----- EXERCISE MATERIALS

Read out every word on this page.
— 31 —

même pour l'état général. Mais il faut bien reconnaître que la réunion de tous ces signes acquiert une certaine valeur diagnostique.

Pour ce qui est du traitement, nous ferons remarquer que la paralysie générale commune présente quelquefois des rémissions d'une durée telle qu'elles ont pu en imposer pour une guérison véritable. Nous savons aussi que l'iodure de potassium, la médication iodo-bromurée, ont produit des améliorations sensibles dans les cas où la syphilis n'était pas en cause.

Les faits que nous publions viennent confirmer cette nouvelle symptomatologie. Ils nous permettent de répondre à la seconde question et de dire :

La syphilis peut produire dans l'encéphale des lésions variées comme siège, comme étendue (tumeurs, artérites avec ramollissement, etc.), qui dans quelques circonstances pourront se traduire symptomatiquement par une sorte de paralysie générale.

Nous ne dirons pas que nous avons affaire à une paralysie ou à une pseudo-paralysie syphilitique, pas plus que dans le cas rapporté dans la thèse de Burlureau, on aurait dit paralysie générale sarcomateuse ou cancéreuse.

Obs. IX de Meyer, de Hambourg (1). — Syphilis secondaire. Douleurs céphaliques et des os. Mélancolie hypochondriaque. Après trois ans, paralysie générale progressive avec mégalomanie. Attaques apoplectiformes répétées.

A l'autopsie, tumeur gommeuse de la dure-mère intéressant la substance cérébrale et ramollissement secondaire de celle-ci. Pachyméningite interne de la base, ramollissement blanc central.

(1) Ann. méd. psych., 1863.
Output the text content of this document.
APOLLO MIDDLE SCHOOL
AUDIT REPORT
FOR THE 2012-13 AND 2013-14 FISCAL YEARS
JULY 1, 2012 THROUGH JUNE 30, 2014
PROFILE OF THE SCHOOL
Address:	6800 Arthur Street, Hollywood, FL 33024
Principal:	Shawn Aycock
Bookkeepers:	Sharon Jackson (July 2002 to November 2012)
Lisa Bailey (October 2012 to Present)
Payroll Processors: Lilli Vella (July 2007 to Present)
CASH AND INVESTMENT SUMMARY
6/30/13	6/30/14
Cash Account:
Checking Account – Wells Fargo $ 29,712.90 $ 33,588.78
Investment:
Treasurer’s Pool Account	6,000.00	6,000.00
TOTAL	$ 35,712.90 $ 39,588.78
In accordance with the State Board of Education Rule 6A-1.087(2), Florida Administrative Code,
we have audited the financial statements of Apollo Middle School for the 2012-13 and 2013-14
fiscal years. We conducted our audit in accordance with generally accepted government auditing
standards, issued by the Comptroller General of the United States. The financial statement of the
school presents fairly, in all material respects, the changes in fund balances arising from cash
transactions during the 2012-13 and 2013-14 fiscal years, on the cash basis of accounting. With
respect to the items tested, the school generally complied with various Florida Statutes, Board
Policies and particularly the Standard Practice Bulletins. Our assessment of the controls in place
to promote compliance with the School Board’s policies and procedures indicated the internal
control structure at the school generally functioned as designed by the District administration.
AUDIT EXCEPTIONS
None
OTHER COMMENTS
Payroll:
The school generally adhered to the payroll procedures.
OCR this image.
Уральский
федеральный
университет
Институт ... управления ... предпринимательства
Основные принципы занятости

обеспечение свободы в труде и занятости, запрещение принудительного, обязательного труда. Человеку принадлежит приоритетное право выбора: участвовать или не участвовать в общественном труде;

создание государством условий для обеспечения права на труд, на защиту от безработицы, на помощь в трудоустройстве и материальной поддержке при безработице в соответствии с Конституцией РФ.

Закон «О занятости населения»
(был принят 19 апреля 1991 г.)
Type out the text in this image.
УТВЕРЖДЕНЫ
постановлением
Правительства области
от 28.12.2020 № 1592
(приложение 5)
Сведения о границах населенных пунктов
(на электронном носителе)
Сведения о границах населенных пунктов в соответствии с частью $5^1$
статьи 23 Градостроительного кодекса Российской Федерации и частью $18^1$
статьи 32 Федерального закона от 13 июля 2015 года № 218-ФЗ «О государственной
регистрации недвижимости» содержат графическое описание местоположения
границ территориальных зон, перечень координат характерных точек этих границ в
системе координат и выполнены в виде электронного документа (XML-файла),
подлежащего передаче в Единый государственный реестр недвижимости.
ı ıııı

----------

Whichever lines contain the string "недвижимости", select and copy them.

*RESULT:*
регистрации недвижимости» содержат графическое описание местоположения
подлежащего передаче в Единый государственный реестр недвижимости.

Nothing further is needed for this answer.